* **What needs to be done**: Identify each line holding the string "this" and copy it.

* **Input data**:
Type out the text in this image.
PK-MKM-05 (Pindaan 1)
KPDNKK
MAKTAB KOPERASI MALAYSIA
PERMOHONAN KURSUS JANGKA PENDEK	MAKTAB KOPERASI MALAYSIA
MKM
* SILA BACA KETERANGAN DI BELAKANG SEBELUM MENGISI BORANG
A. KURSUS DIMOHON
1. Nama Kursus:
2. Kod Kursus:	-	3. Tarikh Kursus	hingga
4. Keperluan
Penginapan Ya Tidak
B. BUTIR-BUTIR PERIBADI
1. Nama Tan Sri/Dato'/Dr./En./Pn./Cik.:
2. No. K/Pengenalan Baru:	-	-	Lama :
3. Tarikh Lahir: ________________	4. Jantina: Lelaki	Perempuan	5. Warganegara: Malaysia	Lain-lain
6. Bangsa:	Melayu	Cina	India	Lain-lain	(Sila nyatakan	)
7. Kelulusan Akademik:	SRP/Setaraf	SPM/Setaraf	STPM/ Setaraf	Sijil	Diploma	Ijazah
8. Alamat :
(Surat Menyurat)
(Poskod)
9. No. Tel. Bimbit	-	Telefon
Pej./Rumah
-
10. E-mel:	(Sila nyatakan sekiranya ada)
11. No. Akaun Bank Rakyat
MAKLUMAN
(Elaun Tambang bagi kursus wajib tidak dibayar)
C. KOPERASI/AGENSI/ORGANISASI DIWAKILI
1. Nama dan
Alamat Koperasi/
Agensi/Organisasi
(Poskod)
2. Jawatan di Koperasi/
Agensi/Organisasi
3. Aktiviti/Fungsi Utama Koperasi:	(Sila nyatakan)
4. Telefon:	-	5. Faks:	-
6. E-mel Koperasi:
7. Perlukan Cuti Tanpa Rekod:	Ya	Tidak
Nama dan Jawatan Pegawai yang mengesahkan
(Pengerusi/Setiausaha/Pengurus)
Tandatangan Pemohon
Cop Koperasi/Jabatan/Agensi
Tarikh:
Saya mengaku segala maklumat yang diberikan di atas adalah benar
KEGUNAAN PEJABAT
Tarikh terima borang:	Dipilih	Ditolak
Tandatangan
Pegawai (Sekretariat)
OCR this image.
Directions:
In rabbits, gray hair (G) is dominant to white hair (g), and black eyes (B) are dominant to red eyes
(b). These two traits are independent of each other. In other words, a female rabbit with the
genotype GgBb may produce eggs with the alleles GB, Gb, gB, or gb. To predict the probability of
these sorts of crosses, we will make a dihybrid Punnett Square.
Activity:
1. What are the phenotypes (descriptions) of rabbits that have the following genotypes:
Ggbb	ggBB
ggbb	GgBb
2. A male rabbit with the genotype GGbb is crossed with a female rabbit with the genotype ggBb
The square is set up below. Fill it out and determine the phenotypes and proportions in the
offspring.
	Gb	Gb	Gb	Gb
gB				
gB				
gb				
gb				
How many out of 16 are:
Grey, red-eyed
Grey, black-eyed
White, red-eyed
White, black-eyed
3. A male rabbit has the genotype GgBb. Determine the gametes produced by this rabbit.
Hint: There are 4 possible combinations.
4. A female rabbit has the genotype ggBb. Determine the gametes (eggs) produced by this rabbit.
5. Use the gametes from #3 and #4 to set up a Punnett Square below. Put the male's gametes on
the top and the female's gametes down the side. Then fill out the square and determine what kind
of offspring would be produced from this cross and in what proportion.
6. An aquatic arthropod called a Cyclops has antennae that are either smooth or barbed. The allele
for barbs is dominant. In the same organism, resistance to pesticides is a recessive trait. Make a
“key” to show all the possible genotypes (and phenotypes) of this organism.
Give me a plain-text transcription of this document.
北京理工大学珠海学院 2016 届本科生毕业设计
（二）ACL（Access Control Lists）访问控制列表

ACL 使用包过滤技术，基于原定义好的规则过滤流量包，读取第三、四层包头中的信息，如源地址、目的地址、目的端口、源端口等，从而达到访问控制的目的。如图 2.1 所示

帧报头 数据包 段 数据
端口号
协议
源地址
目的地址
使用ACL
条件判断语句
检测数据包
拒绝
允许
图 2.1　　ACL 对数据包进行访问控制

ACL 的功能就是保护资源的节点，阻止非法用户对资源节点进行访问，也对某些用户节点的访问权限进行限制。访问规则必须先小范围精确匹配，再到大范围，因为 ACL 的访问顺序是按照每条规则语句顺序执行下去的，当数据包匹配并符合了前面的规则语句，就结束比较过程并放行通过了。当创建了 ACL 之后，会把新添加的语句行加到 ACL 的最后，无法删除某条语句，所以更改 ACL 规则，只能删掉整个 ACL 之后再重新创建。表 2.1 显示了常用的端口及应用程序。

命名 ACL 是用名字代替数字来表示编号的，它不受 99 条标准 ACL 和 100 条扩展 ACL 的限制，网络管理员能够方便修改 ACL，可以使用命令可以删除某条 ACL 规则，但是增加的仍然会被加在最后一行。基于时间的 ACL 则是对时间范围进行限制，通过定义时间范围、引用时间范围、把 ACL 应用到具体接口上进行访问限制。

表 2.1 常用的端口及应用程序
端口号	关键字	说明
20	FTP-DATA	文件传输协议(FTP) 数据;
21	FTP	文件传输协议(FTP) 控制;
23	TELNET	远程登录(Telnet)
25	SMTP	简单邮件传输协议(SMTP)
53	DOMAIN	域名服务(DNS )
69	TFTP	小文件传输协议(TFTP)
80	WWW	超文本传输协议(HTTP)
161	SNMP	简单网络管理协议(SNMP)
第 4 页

* **The result**:
Type out the text in this image.
OCR this image.
3. A male rabbit has the genotype GgBb. Determine the gametes produced by this rabbit.
4. A female rabbit has the genotype ggBb. Determine the gametes (eggs) produced by this rabbit.
of offspring would be produced from this cross and in what proportion.
“key” to show all the possible genotypes (and phenotypes) of this organism.
Give me a plain-text transcription of this document.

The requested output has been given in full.